● **WHAT THE EXERCISE ASKS**: Retype the material word for word.

'''

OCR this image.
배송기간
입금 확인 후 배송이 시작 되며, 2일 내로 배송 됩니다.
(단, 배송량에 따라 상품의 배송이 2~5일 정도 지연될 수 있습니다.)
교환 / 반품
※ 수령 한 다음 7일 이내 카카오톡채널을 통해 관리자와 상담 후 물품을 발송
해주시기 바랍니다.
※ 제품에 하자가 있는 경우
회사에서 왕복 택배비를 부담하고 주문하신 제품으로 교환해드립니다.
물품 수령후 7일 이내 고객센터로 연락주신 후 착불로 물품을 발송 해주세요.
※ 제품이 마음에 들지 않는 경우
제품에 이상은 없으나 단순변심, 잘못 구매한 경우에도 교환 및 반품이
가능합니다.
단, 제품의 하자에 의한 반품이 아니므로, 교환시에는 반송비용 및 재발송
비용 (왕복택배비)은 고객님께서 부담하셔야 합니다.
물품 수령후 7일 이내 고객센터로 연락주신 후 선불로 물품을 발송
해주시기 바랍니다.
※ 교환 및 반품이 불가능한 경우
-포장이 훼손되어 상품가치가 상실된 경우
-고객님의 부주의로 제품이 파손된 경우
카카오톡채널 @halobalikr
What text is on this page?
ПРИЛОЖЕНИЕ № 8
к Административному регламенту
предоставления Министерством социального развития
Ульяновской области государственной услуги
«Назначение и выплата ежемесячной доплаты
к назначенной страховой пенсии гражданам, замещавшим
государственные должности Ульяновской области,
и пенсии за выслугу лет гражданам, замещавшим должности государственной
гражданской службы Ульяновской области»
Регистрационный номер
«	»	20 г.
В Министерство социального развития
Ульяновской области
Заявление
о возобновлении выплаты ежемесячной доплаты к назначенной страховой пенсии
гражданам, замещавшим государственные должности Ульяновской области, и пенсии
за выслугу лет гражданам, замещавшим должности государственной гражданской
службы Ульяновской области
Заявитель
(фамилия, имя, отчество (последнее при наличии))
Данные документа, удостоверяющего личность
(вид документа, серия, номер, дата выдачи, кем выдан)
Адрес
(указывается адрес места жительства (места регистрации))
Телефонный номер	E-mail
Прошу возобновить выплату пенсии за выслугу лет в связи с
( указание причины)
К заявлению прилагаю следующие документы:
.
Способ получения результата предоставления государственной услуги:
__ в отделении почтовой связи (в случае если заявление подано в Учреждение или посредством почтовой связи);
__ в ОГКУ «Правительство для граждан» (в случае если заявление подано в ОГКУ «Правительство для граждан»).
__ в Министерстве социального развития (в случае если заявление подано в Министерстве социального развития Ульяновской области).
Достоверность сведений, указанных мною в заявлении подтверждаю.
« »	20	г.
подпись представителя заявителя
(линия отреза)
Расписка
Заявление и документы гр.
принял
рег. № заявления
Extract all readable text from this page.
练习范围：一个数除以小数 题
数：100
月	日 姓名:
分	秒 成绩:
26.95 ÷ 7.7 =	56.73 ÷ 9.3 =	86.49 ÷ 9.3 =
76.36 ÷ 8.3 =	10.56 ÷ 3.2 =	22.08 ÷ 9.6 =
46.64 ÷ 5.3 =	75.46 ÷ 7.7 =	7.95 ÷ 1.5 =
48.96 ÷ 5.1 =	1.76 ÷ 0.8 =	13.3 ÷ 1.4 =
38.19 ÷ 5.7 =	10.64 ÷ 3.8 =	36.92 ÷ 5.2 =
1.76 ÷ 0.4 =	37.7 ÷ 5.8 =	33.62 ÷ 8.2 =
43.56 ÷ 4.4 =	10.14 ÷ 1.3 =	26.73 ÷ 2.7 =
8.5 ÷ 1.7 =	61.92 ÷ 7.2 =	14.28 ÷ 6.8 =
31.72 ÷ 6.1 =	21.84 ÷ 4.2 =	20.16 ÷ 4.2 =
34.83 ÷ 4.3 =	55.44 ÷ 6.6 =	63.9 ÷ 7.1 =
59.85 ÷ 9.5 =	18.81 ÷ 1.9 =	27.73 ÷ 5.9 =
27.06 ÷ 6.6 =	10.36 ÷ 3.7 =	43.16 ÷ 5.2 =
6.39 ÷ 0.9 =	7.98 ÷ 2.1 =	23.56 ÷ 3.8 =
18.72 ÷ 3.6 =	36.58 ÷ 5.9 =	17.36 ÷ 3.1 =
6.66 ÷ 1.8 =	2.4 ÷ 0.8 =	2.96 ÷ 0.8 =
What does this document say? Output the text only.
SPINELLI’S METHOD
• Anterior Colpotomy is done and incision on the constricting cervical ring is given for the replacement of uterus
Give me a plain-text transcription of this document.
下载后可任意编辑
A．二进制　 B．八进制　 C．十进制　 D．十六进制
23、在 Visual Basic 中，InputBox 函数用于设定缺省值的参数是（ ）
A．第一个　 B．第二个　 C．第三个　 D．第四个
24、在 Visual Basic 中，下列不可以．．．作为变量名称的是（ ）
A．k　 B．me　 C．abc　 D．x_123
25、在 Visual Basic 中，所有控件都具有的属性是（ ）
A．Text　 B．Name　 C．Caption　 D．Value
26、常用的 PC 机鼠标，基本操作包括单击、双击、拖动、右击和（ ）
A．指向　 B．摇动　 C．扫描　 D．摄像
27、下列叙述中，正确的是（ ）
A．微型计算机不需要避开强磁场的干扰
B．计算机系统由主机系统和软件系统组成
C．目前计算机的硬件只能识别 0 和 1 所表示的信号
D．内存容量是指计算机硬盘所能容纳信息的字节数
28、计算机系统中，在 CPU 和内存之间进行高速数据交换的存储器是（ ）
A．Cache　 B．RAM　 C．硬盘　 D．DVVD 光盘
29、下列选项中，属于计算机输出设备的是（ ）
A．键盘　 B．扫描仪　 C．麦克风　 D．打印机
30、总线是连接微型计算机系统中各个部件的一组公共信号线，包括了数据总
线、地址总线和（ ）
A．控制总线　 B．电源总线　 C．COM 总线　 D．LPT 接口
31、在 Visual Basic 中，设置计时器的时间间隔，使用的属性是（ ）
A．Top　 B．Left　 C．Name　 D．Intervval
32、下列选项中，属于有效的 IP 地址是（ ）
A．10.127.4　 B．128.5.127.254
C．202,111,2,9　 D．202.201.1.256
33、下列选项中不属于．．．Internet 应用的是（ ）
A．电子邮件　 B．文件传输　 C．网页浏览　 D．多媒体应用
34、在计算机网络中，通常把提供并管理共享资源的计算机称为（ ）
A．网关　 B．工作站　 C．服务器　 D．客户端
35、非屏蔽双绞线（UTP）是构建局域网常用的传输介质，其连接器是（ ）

'''

● **FINAL RESULT**:
OCR this image.
배송기간
입금 확인 후 배송이 시작 되며, 2일 내로 배송 됩니다.
(단, 배송량에 따라 상품의 배송이 2~5일 정도 지연될 수 있습니다.)
교환 / 반품
※ 수령 한 다음 7일 이내 카카오톡채널을 통해 관리자와 상담 후 물품을 발송
해주시기 바랍니다.
※ 제품에 하자가 있는 경우
회사에서 왕복 택배비를 부담하고 주문하신 제품으로 교환해드립니다.
물품 수령후 7일 이내 고객센터로 연락주신 후 착불로 물품을 발송 해주세요.
※ 제품이 마음에 들지 않는 경우
제품에 이상은 없으나 단순변심, 잘못 구매한 경우에도 교환 및 반품이
가능합니다.
단, 제품의 하자에 의한 반품이 아니므로, 교환시에는 반송비용 및 재발송
비용 (왕복택배비)은 고객님께서 부담하셔야 합니다.
물품 수령후 7일 이내 고객센터로 연락주신 후 선불로 물품을 발송
해주시기 바랍니다.
※ 교환 및 반품이 불가능한 경우
-포장이 훼손되어 상품가치가 상실된 경우
-고객님의 부주의로 제품이 파손된 경우
카카오톡채널 @halobalikr
What text is on this page?
ПРИЛОЖЕНИЕ № 8
к Административному регламенту
предоставления Министерством социального развития
Ульяновской области государственной услуги
«Назначение и выплата ежемесячной доплаты
к назначенной страховой пенсии гражданам, замещавшим
государственные должности Ульяновской области,
и пенсии за выслугу лет гражданам, замещавшим должности государственной
гражданской службы Ульяновской области»
Регистрационный номер
«	»	20 г.
В Министерство социального развития
Ульяновской области
Заявление
о возобновлении выплаты ежемесячной доплаты к назначенной страховой пенсии
гражданам, замещавшим государственные должности Ульяновской области, и пенсии
за выслугу лет гражданам, замещавшим должности государственной гражданской
службы Ульяновской области
Заявитель
(фамилия, имя, отчество (последнее при наличии))
Данные документа, удостоверяющего личность
(вид документа, серия, номер, дата выдачи, кем выдан)
Адрес
(указывается адрес места жительства (места регистрации))
Телефонный номер	E-mail
Прошу возобновить выплату пенсии за выслугу лет в связи с
( указание причины)
К заявлению прилагаю следующие документы:
.
Способ получения результата предоставления государственной услуги:
__ в отделении почтовой связи (в случае если заявление подано в Учреждение или посредством почтовой связи);
__ в ОГКУ «Правительство для граждан» (в случае если заявление подано в ОГКУ «Правительство для граждан»).
__ в Министерстве социального развития (в случае если заявление подано в Министерстве социального развития Ульяновской области).
Достоверность сведений, указанных мною в заявлении подтверждаю.
« »	20	г.
подпись представителя заявителя
(линия отреза)
Расписка
Заявление и документы гр.
принял
рег. № заявления
Extract all readable text from this page.
练习范围：一个数除以小数 题
数：100
月	日 姓名:
分	秒 成绩:
26.95 ÷ 7.7 =	56.73 ÷ 9.3 =	86.49 ÷ 9.3 =
76.36 ÷ 8.3 =	10.56 ÷ 3.2 =	22.08 ÷ 9.6 =
46.64 ÷ 5.3 =	75.46 ÷ 7.7 =	7.95 ÷ 1.5 =
48.96 ÷ 5.1 =	1.76 ÷ 0.8 =	13.3 ÷ 1.4 =
38.19 ÷ 5.7 =	10.64 ÷ 3.8 =	36.92 ÷ 5.2 =
1.76 ÷ 0.4 =	37.7 ÷ 5.8 =	33.62 ÷ 8.2 =
43.56 ÷ 4.4 =	10.14 ÷ 1.3 =	26.73 ÷ 2.7 =
8.5 ÷ 1.7 =	61.92 ÷ 7.2 =	14.28 ÷ 6.8 =
31.72 ÷ 6.1 =	21.84 ÷ 4.2 =	20.16 ÷ 4.2 =
34.83 ÷ 4.3 =	55.44 ÷ 6.6 =	63.9 ÷ 7.1 =
59.85 ÷ 9.5 =	18.81 ÷ 1.9 =	27.73 ÷ 5.9 =
27.06 ÷ 6.6 =	10.36 ÷ 3.7 =	43.16 ÷ 5.2 =
6.39 ÷ 0.9 =	7.98 ÷ 2.1 =	23.56 ÷ 3.8 =
18.72 ÷ 3.6 =	36.58 ÷ 5.9 =	17.36 ÷ 3.1 =
6.66 ÷ 1.8 =	2.4 ÷ 0.8 =	2.96 ÷ 0.8 =
What does this document say? Output the text only.
SPINELLI’S METHOD
• Anterior Colpotomy is done and incision on the constricting cervical ring is given for the replacement of uterus
Give me a plain-text transcription of this document.
下载后可任意编辑
A．二进制　 B．八进制　 C．十进制　 D．十六进制
23、在 Visual Basic 中，InputBox 函数用于设定缺省值的参数是（ ）
A．第一个　 B．第二个　 C．第三个　 D．第四个
24、在 Visual Basic 中，下列不可以．．．作为变量名称的是（ ）
A．k　 B．me　 C．abc　 D．x_123
25、在 Visual Basic 中，所有控件都具有的属性是（ ）
A．Text　 B．Name　 C．Caption　 D．Value
26、常用的 PC 机鼠标，基本操作包括单击、双击、拖动、右击和（ ）
A．指向　 B．摇动　 C．扫描　 D．摄像
27、下列叙述中，正确的是（ ）
A．微型计算机不需要避开强磁场的干扰
B．计算机系统由主机系统和软件系统组成
C．目前计算机的硬件只能识别 0 和 1 所表示的信号
D．内存容量是指计算机硬盘所能容纳信息的字节数
28、计算机系统中，在 CPU 和内存之间进行高速数据交换的存储器是（ ）
A．Cache　 B．RAM　 C．硬盘　 D．DVVD 光盘
29、下列选项中，属于计算机输出设备的是（ ）
A．键盘　 B．扫描仪　 C．麦克风　 D．打印机
30、总线是连接微型计算机系统中各个部件的一组公共信号线，包括了数据总
线、地址总线和（ ）
A．控制总线　 B．电源总线　 C．COM 总线　 D．LPT 接口
31、在 Visual Basic 中，设置计时器的时间间隔，使用的属性是（ ）
A．Top　 B．Left　 C．Name　 D．Intervval
32、下列选项中，属于有效的 IP 地址是（ ）
A．10.127.4　 B．128.5.127.254
C．202,111,2,9　 D．202.201.1.256
33、下列选项中不属于．．．Internet 应用的是（ ）
A．电子邮件　 B．文件传输　 C．网页浏览　 D．多媒体应用
34、在计算机网络中，通常把提供并管理共享资源的计算机称为（ ）
A．网关　 B．工作站　 C．服务器　 D．客户端
35、非屏蔽双绞线（UTP）是构建局域网常用的传输介质，其连接器是（ ）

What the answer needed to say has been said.